AUFGABENSTELLUNG: Stelle ausschließlich den Abschnitt der Daten von der Zeile mit „staticText: 库存 — [85, 534, 105, 547]“ bis einschließlich der Zeile mit „button[interactable]: 统计 —“ als nummerierte Liste dar. Leerzeilen bleiben dabei weg.
━━━━
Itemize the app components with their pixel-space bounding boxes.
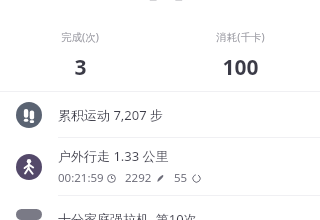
staticText: 消耗(千卡) (216, 30, 265, 44)
staticText: 完成(次) (61, 30, 99, 44)
staticText: 100 (222, 53, 259, 82)
button[interactable]: Outdoor walk (0, 138, 320, 195)
staticText: 户外行走 1.33 公里 (58, 147, 169, 165)
staticText: 3 (74, 53, 87, 82)
staticText: 十分家庭强拉机 第10次 (58, 210, 197, 220)
button[interactable]: Steps (0, 92, 320, 137)
staticText: 00:21:59 (58, 170, 104, 186)
staticText: 55 (174, 170, 188, 186)
button[interactable]: 完成(次) (0, 8, 160, 91)
other: Steps (0, 92, 58, 137)
button[interactable]: 消耗(千卡) (160, 8, 320, 91)
other: Outdoor walk (0, 138, 58, 195)
staticText: 2292 (125, 170, 152, 186)
button[interactable]: Activity (0, 196, 320, 220)
other: Activity (16, 209, 42, 220)
staticText: 累积运动 7,207 步 (58, 106, 163, 124)
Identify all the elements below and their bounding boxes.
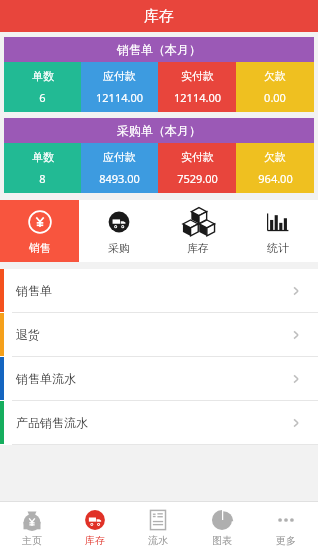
staticText: 库存 — [85, 534, 105, 547]
other: 销售 — [27, 209, 53, 235]
button[interactable]: 流水 — [126, 502, 190, 549]
button[interactable]: 采购 — [79, 200, 158, 262]
staticText: 964.00 — [258, 171, 293, 186]
button[interactable]: 图表 — [190, 502, 254, 549]
staticText: 12114.00 — [174, 90, 221, 105]
other: 库存 — [84, 509, 106, 531]
button[interactable]: 销售单（本月） — [4, 37, 314, 62]
staticText: 实付款 — [181, 69, 214, 83]
staticText: 欠款 — [264, 150, 286, 164]
staticText: 8493.00 — [99, 171, 140, 186]
staticText: 销售单 — [16, 283, 52, 298]
staticText: 12114.00 — [96, 90, 143, 105]
staticText: 采购单（本月） — [117, 123, 201, 138]
button[interactable]: 单数 — [4, 143, 81, 193]
staticText: 单数 — [32, 69, 54, 83]
staticText: 欠款 — [264, 69, 286, 83]
button[interactable]: 销售单 — [0, 269, 318, 312]
button[interactable]: 实付款 — [158, 143, 236, 193]
staticText: 单数 — [32, 150, 54, 164]
button[interactable]: 主页 — [0, 502, 63, 549]
button[interactable]: 采购单（本月） — [4, 118, 314, 143]
staticText: 应付款 — [103, 150, 136, 164]
button[interactable]: 应付款 — [81, 62, 158, 112]
other: 更多 — [275, 509, 297, 531]
staticText: 图表 — [212, 534, 232, 547]
staticText: 应付款 — [103, 69, 136, 83]
staticText: 销售单流水 — [16, 371, 76, 386]
button[interactable]: 单数 — [4, 62, 81, 112]
other: 流水 — [147, 509, 169, 531]
button[interactable]: 统计 — [238, 200, 318, 262]
button[interactable]: 库存 — [63, 502, 126, 549]
button[interactable]: 产品销售流水 — [0, 401, 318, 444]
other: 统计 — [265, 209, 291, 235]
button[interactable]: 退货 — [0, 313, 318, 356]
staticText: 6 — [39, 90, 46, 105]
staticText: 销售单（本月） — [117, 42, 201, 57]
staticText: 产品销售流水 — [16, 415, 88, 430]
button[interactable]: 欠款 — [236, 62, 314, 112]
other: 库存 — [185, 209, 211, 235]
staticText: 更多 — [276, 534, 296, 547]
staticText: 7529.00 — [177, 171, 218, 186]
button[interactable]: 库存 — [158, 200, 238, 262]
button[interactable]: 欠款 — [236, 143, 314, 193]
staticText: 销售 — [29, 241, 51, 255]
staticText: 实付款 — [181, 150, 214, 164]
staticText: 统计 — [267, 241, 289, 255]
staticText: 退货 — [16, 327, 40, 342]
staticText: 流水 — [148, 534, 168, 547]
staticText: 主页 — [22, 534, 42, 547]
staticText: 库存 — [187, 241, 209, 255]
staticText: 8 — [39, 171, 46, 186]
staticText: 0.00 — [264, 90, 286, 105]
button[interactable]: 销售 — [0, 200, 79, 262]
other: 采购 — [106, 209, 132, 235]
button[interactable]: 应付款 — [81, 143, 158, 193]
button[interactable]: 更多 — [254, 502, 318, 549]
button[interactable]: 实付款 — [158, 62, 236, 112]
staticText: 采购 — [108, 241, 130, 255]
other: 主页 — [21, 509, 43, 531]
other: 图表 — [211, 509, 233, 531]
button[interactable]: 销售单流水 — [0, 357, 318, 400]
staticText: 库存 — [144, 7, 174, 26]
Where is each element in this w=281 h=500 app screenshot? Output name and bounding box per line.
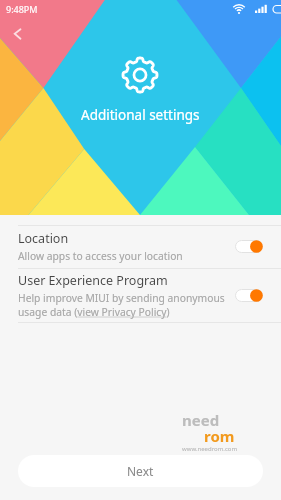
staticText: Next [127, 463, 154, 479]
staticText: Help improve MIUI by sending anonymous [18, 291, 225, 305]
staticText: User Experience Program [18, 272, 168, 289]
staticText: rom [204, 426, 235, 446]
button[interactable]: User Experience Program [0, 268, 281, 322]
button[interactable]: Location [0, 225, 281, 268]
staticText: Additional settings [81, 106, 200, 124]
button[interactable]: Next [18, 455, 263, 487]
button[interactable]: Toggle Location [235, 240, 263, 253]
staticText: need [182, 410, 220, 430]
staticText: 9:48PM [6, 3, 38, 15]
staticText: usage data (view Privacy Policy) [18, 305, 170, 319]
button[interactable]: Toggle User Experience Program [235, 289, 263, 302]
staticText: Location [18, 230, 69, 247]
button[interactable]: Back [4, 22, 28, 46]
staticText: Allow apps to access your location [18, 249, 183, 263]
staticText: www.needrom.com [182, 445, 238, 453]
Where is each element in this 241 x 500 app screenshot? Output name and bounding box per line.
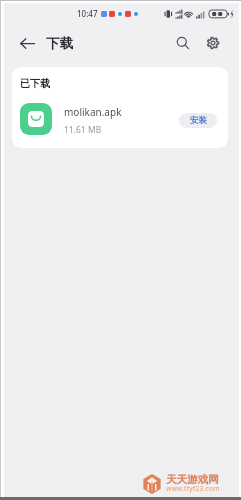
button[interactable]: Settings [198,28,228,58]
staticText: 下载 [46,35,73,52]
staticText: www.ttyf23.com [166,484,220,493]
button[interactable]: 安装 [179,113,217,128]
button[interactable]: molikan.apk [12,98,228,142]
staticText: molikan.apk [64,105,122,119]
staticText: 天天游戏网 [166,473,219,486]
staticText: 安装 [190,115,207,126]
staticText: 已下载 [20,77,50,90]
staticText: 10:47 [77,8,98,19]
staticText: 11.61 MB [64,124,102,136]
button[interactable]: Search [168,28,198,58]
button[interactable]: Back [12,28,42,58]
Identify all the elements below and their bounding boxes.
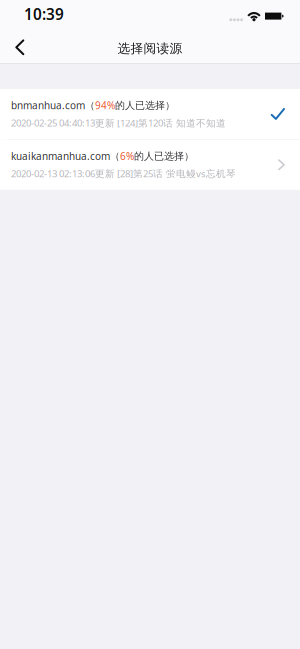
staticText: 2020-02-25 04:40:13更新 [124]第120话 知道不知道 — [11, 116, 226, 129]
staticText: 2020-02-13 02:13:06更新 [28]第25话 蛍电鳗vs忘机琴 — [11, 167, 236, 180]
button[interactable]: kuaikanmanhua.com — [0, 140, 300, 190]
staticText: 选择阅读源 — [118, 40, 182, 56]
staticText: 94% — [95, 99, 115, 112]
staticText: kuaikanmanhua.com — [11, 149, 110, 163]
staticText: 的人已选择） — [115, 99, 175, 112]
staticText: （ — [110, 150, 120, 162]
button[interactable]: bnmanhua.com — [0, 89, 300, 139]
button[interactable]: Back — [0, 28, 39, 64]
staticText: 6% — [120, 149, 134, 163]
staticText: （ — [85, 99, 95, 112]
staticText: 的人已选择） — [134, 150, 194, 162]
staticText: 10:39 — [24, 4, 64, 24]
staticText: bnmanhua.com — [11, 99, 85, 112]
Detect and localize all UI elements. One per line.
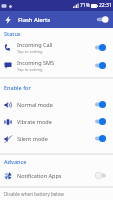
staticText: 71% bbox=[80, 2, 90, 9]
staticText: Disable when battery below bbox=[4, 191, 64, 197]
button[interactable]: Incoming Call bbox=[0, 38, 113, 56]
button[interactable]: Normal mode bbox=[0, 96, 113, 113]
staticText: Incoming SMS bbox=[17, 59, 55, 66]
staticText: Tap to setting bbox=[17, 67, 43, 72]
staticText: Enable for bbox=[4, 84, 31, 91]
staticText: Incoming Call bbox=[17, 41, 53, 48]
staticText: Status bbox=[4, 30, 21, 37]
staticText: Notification Apps bbox=[17, 172, 95, 179]
staticText: Vibrate mode bbox=[17, 118, 95, 125]
staticText: 22:31 bbox=[99, 2, 112, 9]
button[interactable]: Vibrate mode bbox=[0, 113, 113, 130]
button[interactable]: Notification Apps bbox=[0, 167, 113, 184]
button[interactable]: Enable flash alerts bbox=[94, 13, 110, 26]
staticText: Normal mode bbox=[17, 101, 95, 108]
staticText: Tap to setting bbox=[17, 49, 43, 54]
button[interactable]: Silent mode bbox=[0, 130, 113, 147]
button[interactable]: Flash bbox=[3, 15, 13, 25]
button[interactable]: Incoming SMS bbox=[0, 56, 113, 74]
staticText: Flash Alerts bbox=[18, 16, 51, 24]
staticText: Advance bbox=[4, 158, 27, 165]
staticText: Silent mode bbox=[17, 135, 95, 142]
button[interactable]: Disable when battery below bbox=[0, 188, 113, 200]
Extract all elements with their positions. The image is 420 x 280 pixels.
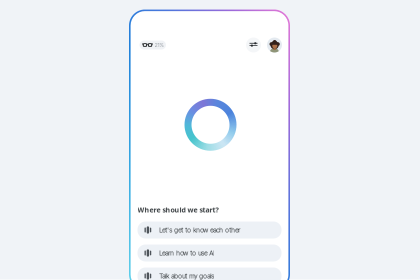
button[interactable]: Let's get to know each other: [138, 222, 282, 238]
staticText: Let's get to know each other: [159, 226, 240, 234]
button[interactable]: Profile: [267, 38, 282, 52]
staticText: 21%: [154, 42, 164, 48]
button[interactable]: Learn how to use AI: [138, 244, 282, 262]
button[interactable]: Talk about my goals: [138, 268, 282, 280]
staticText: Talk about my goals: [159, 272, 214, 280]
button[interactable]: Settings: [246, 38, 261, 52]
staticText: Learn how to use AI: [159, 249, 214, 257]
button[interactable]: 21%: [140, 40, 166, 50]
staticText: Where should we start?: [138, 205, 218, 214]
━━━━
ERGEBNIS DER AUFGABE:
1. staticText: 库存 — [85, 534, 105, 547]
2. other: 销售 — [27, 209, 53, 235]
3. button[interactable]: 流水 — [126, 502, 190, 549]
4. button[interactable]: 采购 — [79, 200, 158, 262]
5. staticText: 964.00 — [258, 171, 293, 186]
6. button[interactable]: 图表 — [190, 502, 254, 549]
7. staticText: 12114.00 — [174, 90, 221, 105]
8. other: 库存 — [84, 509, 106, 531]
9. button[interactable]: 销售单（本月） — [4, 37, 314, 62]
10. staticText: 实付款 — [181, 69, 214, 83]
11. staticText: 欠款 — [264, 150, 286, 164]
12. staticText: 8493.00 — [99, 171, 140, 186]
13. staticText: 销售单 — [16, 283, 52, 298]
14. staticText: 12114.00 — [96, 90, 143, 105]
15. staticText: 采购单（本月） — [117, 123, 201, 138]
16. button[interactable]: 单数 — [4, 143, 81, 193]
17. staticText: 单数 — [32, 69, 54, 83]
18. staticText: 欠款 — [264, 69, 286, 83]
19. button[interactable]: 销售单 — [0, 269, 318, 312]
20. button[interactable]: 实付款 — [158, 143, 236, 193]
21. staticText: 单数 — [32, 150, 54, 164]
22. button[interactable]: 主页 — [0, 502, 63, 549]
23. button[interactable]: 采购单（本月） — [4, 118, 314, 143]
24. staticText: 应付款 — [103, 150, 136, 164]
25. button[interactable]: 应付款 — [81, 62, 158, 112]
26. other: 更多 — [275, 509, 297, 531]
27. staticText: 图表 — [212, 534, 232, 547]
28. staticText: 应付款 — [103, 69, 136, 83]
29. staticText: 销售单流水 — [16, 371, 76, 386]
30. button[interactable]: 单数 — [4, 62, 81, 112]
31. other: 流水 — [147, 509, 169, 531]
32. button[interactable]: 统计 — [238, 200, 318, 262]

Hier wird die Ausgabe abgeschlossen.